Material for this task =>
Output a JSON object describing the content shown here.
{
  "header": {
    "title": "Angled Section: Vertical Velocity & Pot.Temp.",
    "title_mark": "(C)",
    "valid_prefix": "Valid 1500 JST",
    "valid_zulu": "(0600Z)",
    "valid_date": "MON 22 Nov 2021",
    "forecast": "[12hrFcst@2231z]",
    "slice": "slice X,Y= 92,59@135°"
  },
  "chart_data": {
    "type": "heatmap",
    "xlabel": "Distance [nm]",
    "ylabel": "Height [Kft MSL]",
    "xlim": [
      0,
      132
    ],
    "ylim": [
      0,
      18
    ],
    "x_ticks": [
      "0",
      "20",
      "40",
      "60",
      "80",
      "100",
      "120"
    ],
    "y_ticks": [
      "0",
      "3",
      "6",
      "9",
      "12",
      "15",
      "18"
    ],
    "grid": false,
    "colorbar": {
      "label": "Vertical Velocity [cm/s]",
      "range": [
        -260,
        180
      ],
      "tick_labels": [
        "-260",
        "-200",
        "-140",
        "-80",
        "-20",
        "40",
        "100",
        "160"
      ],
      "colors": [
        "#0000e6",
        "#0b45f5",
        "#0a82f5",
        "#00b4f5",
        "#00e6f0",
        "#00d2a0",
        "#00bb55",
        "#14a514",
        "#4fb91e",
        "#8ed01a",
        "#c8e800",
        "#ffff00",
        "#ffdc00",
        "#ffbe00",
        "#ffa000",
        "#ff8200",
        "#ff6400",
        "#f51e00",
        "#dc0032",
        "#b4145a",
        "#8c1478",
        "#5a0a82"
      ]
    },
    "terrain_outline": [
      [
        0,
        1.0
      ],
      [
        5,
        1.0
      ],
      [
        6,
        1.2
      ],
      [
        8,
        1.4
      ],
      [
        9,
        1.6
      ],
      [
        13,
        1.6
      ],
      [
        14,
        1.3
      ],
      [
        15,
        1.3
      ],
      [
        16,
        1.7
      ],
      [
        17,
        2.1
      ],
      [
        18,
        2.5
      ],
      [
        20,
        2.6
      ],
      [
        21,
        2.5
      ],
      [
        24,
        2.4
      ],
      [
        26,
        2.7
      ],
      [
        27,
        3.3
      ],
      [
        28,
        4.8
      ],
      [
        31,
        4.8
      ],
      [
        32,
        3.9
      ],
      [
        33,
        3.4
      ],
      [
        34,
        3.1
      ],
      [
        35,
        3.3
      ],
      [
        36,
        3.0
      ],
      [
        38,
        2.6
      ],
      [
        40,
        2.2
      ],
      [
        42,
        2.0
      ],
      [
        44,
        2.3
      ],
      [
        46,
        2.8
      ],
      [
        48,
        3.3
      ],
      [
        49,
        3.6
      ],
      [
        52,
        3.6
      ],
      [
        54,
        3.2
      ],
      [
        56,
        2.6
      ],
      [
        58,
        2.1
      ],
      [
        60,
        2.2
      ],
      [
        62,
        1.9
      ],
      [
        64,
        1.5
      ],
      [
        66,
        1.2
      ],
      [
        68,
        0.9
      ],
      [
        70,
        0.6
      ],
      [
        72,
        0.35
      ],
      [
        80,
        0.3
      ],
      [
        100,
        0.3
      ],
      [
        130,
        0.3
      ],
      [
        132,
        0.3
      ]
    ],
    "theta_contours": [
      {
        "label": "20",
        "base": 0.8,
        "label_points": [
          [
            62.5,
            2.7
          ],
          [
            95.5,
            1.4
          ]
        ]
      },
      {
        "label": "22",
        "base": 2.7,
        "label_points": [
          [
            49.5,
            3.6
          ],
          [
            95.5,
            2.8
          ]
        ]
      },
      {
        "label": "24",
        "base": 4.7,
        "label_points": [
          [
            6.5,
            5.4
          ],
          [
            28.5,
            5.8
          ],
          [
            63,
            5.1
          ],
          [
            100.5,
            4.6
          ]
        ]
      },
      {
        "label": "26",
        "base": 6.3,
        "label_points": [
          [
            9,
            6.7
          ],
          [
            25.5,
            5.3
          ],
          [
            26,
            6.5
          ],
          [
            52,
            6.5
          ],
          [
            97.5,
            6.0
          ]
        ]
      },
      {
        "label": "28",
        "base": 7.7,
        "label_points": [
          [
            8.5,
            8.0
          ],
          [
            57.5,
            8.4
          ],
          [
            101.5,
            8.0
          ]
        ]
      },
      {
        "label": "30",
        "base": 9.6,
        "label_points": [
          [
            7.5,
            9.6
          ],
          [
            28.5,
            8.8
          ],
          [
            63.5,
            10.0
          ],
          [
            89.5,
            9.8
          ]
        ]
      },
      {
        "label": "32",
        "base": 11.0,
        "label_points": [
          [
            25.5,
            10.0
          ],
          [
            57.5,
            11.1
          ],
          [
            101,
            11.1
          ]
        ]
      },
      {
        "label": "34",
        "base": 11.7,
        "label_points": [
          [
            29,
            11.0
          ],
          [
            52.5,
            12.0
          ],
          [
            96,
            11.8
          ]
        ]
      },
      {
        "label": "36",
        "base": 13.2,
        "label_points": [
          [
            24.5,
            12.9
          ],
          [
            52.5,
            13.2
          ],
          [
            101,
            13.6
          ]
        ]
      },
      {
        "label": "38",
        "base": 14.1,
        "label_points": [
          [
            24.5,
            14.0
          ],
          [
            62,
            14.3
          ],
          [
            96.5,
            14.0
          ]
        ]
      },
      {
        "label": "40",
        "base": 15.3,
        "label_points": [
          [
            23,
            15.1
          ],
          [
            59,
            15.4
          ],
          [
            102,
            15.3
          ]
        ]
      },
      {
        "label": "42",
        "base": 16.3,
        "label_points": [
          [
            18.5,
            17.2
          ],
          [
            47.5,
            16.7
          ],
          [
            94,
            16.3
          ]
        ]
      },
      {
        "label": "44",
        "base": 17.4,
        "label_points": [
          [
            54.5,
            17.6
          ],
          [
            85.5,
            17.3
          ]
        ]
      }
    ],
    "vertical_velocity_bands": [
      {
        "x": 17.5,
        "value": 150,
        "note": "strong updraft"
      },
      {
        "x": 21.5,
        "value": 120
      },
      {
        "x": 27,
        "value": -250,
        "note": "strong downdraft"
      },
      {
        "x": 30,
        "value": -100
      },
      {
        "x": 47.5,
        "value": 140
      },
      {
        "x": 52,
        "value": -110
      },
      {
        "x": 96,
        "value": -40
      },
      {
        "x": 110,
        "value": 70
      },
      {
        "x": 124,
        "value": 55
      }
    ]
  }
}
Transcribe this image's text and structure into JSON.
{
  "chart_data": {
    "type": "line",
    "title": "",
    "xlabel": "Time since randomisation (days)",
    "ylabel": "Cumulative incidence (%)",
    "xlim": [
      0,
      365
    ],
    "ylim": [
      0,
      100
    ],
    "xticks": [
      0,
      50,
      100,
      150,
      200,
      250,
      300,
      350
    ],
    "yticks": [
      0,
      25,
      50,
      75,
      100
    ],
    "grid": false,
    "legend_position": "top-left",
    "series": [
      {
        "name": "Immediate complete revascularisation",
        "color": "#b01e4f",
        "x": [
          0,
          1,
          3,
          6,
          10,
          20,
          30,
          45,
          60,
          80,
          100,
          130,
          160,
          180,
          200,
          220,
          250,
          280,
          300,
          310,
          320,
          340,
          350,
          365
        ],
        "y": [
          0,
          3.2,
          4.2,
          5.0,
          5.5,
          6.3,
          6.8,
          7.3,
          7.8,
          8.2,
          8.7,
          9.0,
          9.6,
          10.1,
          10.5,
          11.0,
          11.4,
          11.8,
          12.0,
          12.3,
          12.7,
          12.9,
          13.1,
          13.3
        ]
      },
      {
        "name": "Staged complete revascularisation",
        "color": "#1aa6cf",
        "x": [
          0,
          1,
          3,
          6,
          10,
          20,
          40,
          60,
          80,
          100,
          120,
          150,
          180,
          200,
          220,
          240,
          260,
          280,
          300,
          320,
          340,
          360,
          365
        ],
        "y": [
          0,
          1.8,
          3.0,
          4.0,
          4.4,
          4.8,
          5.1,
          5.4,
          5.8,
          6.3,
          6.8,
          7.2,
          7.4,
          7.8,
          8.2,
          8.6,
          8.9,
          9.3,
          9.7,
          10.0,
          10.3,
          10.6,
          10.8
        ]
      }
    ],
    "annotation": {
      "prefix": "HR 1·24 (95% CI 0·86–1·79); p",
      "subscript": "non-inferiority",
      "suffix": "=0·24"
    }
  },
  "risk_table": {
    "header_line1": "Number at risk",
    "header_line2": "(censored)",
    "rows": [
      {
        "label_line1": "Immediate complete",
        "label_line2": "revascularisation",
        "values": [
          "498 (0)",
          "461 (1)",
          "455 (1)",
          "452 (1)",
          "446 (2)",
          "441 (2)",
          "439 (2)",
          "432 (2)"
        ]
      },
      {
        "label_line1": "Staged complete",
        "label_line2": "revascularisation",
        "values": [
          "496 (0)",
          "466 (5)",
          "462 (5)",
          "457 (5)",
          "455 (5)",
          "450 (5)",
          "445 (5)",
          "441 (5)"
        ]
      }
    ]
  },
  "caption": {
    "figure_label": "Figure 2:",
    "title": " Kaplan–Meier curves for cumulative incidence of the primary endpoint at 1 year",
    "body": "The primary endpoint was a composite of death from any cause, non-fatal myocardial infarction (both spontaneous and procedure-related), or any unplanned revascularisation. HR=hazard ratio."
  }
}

Written task =>
Copy all lines from the entries that contain the word "note".

Complete answer =>
        "note": "strong updraft"
        "note": "strong downdraft"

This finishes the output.